**Input records**
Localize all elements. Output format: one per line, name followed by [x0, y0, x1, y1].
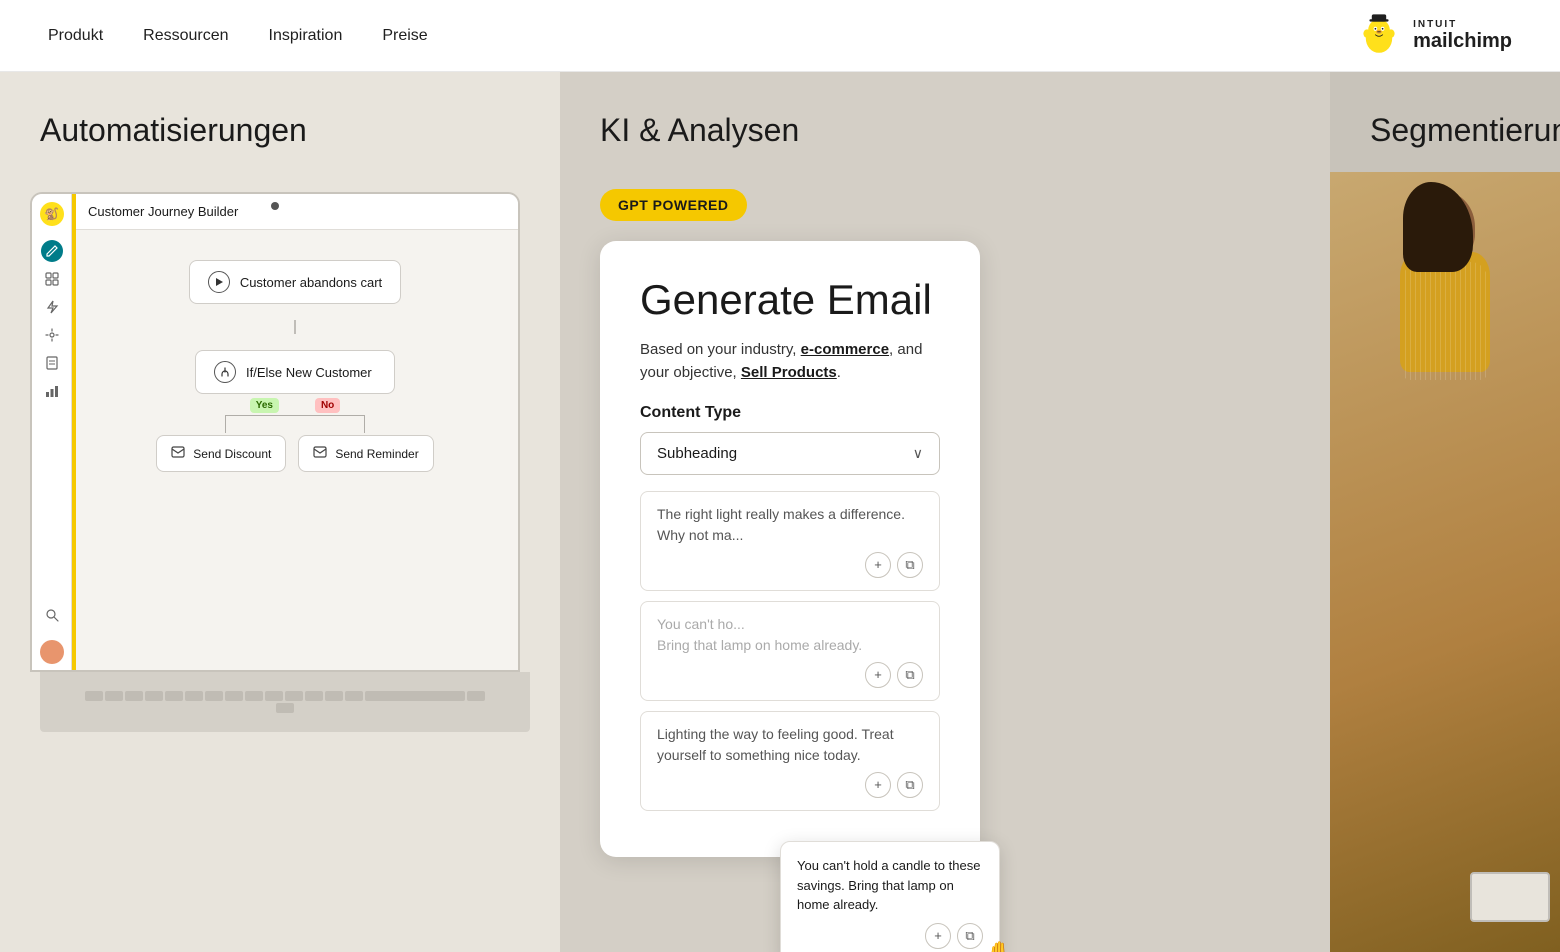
journey-node-branch-label: If/Else New Customer	[246, 365, 372, 380]
journey-header-title: Customer Journey Builder	[72, 194, 518, 230]
journey-canvas: Customer abandons cart If/Else New Custo…	[72, 230, 518, 670]
sidebar-icon-settings[interactable]	[41, 324, 63, 346]
logo[interactable]: INTUIT mailchimp	[1355, 12, 1512, 60]
sidebar-icon-doc[interactable]	[41, 352, 63, 374]
journey-main: Customer Journey Builder Customer abando…	[72, 194, 518, 670]
sidebar-icon-search[interactable]	[41, 604, 63, 626]
text-box-1-actions: + ⧉	[657, 552, 923, 578]
tooltip-text: You can't hold a candle to these savings…	[797, 858, 980, 912]
add-button-2[interactable]: +	[865, 662, 891, 688]
nav-link-produkt[interactable]: Produkt	[48, 27, 103, 45]
section-automatisierungen-title: Automatisierungen	[40, 112, 560, 149]
copy-button-3[interactable]: ⧉	[897, 772, 923, 798]
desc-before: Based on your industry,	[640, 341, 796, 358]
nav-link-preise[interactable]: Preise	[382, 27, 427, 45]
tooltip-add-button[interactable]: +	[925, 923, 951, 949]
journey-node-send-discount[interactable]: Send Discount	[156, 435, 286, 472]
branch-icon	[214, 361, 236, 383]
desc-link-sell[interactable]: Sell Products	[741, 364, 837, 381]
copy-button-1[interactable]: ⧉	[897, 552, 923, 578]
yellow-accent-bar	[72, 194, 76, 670]
generate-email-card: Generate Email Based on your industry, e…	[600, 241, 980, 857]
mail-icon-discount	[171, 446, 185, 461]
copy-button-2[interactable]: ⧉	[897, 662, 923, 688]
content-type-select[interactable]: Subheading ∨	[640, 432, 940, 475]
text-option-3-content: Lighting the way to feeling good. Treat …	[657, 726, 894, 763]
laptop-camera	[271, 202, 279, 210]
text-option-2-wrapper: You can't ho...Bring that lamp on home a…	[640, 601, 940, 701]
text-option-2[interactable]: You can't ho...Bring that lamp on home a…	[640, 601, 940, 701]
branch-lines	[165, 415, 425, 433]
journey-node-branch[interactable]: If/Else New Customer	[195, 350, 395, 394]
woman-hair	[1403, 182, 1473, 272]
sidebar-icon-grid[interactable]	[41, 268, 63, 290]
send-discount-label: Send Discount	[193, 447, 271, 461]
chevron-down-icon: ∨	[913, 445, 923, 462]
tooltip-actions: + ⧉	[797, 923, 983, 949]
nav-links: Produkt Ressourcen Inspiration Preise	[48, 27, 428, 45]
cursor-hand-icon: ✋	[985, 937, 1015, 952]
journey-branch-container: If/Else New Customer Yes No	[156, 350, 433, 472]
text-box-3-actions: + ⧉	[657, 772, 923, 798]
logo-text: INTUIT mailchimp	[1413, 19, 1512, 53]
text-option-1-content: The right light really makes a differenc…	[657, 506, 905, 543]
sidebar-logo-icon: 🐒	[40, 202, 64, 226]
content-type-label: Content Type	[640, 404, 940, 422]
woman-laptop	[1470, 872, 1550, 922]
generate-email-title: Generate Email	[640, 277, 940, 323]
branch-no-label: No	[315, 398, 340, 413]
tooltip-copy-button[interactable]: ⧉	[957, 923, 983, 949]
ki-content: GPT POWERED Generate Email Based on your…	[600, 189, 1330, 857]
text-option-1[interactable]: The right light really makes a differenc…	[640, 491, 940, 591]
mailchimp-logo-icon	[1355, 12, 1403, 60]
generate-email-description: Based on your industry, e-commerce, and …	[640, 339, 940, 384]
mail-icon-reminder	[313, 446, 327, 461]
gpt-badge: GPT POWERED	[600, 189, 747, 221]
hero-sections: Automatisierungen 🐒	[0, 72, 1560, 952]
section-segmentierung-title: Segmentierung	[1370, 112, 1560, 149]
sidebar-icon-bolt[interactable]	[41, 296, 63, 318]
section-ki-title: KI & Analysen	[600, 112, 1330, 149]
add-button-3[interactable]: +	[865, 772, 891, 798]
play-icon	[208, 271, 230, 293]
text-option-3[interactable]: Lighting the way to feeling good. Treat …	[640, 711, 940, 811]
journey-node-trigger[interactable]: Customer abandons cart	[189, 260, 401, 304]
sidebar-avatar[interactable]	[40, 640, 64, 664]
send-reminder-label: Send Reminder	[335, 447, 418, 461]
add-button-1[interactable]: +	[865, 552, 891, 578]
text-option-2-content: You can't ho...Bring that lamp on home a…	[657, 616, 862, 653]
navbar: Produkt Ressourcen Inspiration Preise	[0, 0, 1560, 72]
section-automatisierungen: Automatisierungen 🐒	[0, 72, 560, 952]
select-value: Subheading	[657, 445, 737, 462]
laptop-keyboard	[40, 672, 530, 732]
branch-labels: Yes No	[250, 398, 341, 413]
tooltip-popup: You can't hold a candle to these savings…	[780, 841, 1000, 952]
laptop-screen: 🐒	[30, 192, 520, 672]
journey-node-trigger-label: Customer abandons cart	[240, 275, 382, 290]
section-segmentierung: Segmentierung	[1330, 72, 1560, 952]
branch-yes-label: Yes	[250, 398, 279, 413]
text-box-2-actions: + ⧉	[657, 662, 923, 688]
desc-link-ecommerce[interactable]: e-commerce	[801, 341, 889, 358]
keyboard-keys	[85, 691, 485, 713]
section-ki-analysen: KI & Analysen GPT POWERED Generate Email…	[560, 72, 1330, 952]
journey-action-nodes: Send Discount Send Reminder	[156, 435, 433, 472]
nav-link-inspiration[interactable]: Inspiration	[269, 27, 343, 45]
connector-1	[294, 320, 296, 334]
woman-background	[1330, 172, 1560, 952]
laptop-mockup: 🐒	[30, 192, 560, 952]
person-image-area	[1330, 172, 1560, 952]
sidebar-icon-chart[interactable]	[41, 380, 63, 402]
nav-link-ressourcen[interactable]: Ressourcen	[143, 27, 228, 45]
journey-sidebar: 🐒	[32, 194, 72, 670]
woman-shirt-pattern	[1401, 262, 1489, 380]
journey-node-send-reminder[interactable]: Send Reminder	[298, 435, 433, 472]
sidebar-icon-edit[interactable]	[41, 240, 63, 262]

**Exercise goal**
Reproduce the lines from the one with "journey-node-branch-label: If/Else New" up to and including the one with "text-option-2-wrapper: You can't", word for word.

**Response to the exercise**
journey-node-branch-label: If/Else New Customer	[246, 365, 372, 380]
journey-header-title: Customer Journey Builder	[72, 194, 518, 230]
journey-canvas: Customer abandons cart If/Else New Custo…	[72, 230, 518, 670]
sidebar-icon-settings[interactable]	[41, 324, 63, 346]
logo[interactable]: INTUIT mailchimp	[1355, 12, 1512, 60]
sidebar-icon-doc[interactable]	[41, 352, 63, 374]
journey-main: Customer Journey Builder Customer abando…	[72, 194, 518, 670]
sidebar-icon-search[interactable]	[41, 604, 63, 626]
text-box-1-actions: + ⧉	[657, 552, 923, 578]
tooltip-text: You can't hold a candle to these savings…	[797, 858, 980, 912]
add-button-2[interactable]: +	[865, 662, 891, 688]
nav-link-produkt[interactable]: Produkt	[48, 27, 103, 45]
section-automatisierungen-title: Automatisierungen	[40, 112, 560, 149]
copy-button-3[interactable]: ⧉	[897, 772, 923, 798]
desc-before: Based on your industry,	[640, 341, 796, 358]
nav-link-preise[interactable]: Preise	[382, 27, 427, 45]
tooltip-add-button[interactable]: +	[925, 923, 951, 949]
journey-node-send-discount[interactable]: Send Discount	[156, 435, 286, 472]
branch-icon	[214, 361, 236, 383]
desc-link-sell[interactable]: Sell Products	[741, 364, 837, 381]
copy-button-1[interactable]: ⧉	[897, 552, 923, 578]
yellow-accent-bar	[72, 194, 76, 670]
generate-email-card: Generate Email Based on your industry, e…	[600, 241, 980, 857]
mail-icon-discount	[171, 446, 185, 461]
copy-button-2[interactable]: ⧉	[897, 662, 923, 688]
content-type-select[interactable]: Subheading ∨	[640, 432, 940, 475]
text-option-3-content: Lighting the way to feeling good. Treat …	[657, 726, 894, 763]
laptop-camera	[271, 202, 279, 210]
text-option-2-wrapper: You can't ho...Bring that lamp on home a…	[640, 601, 940, 701]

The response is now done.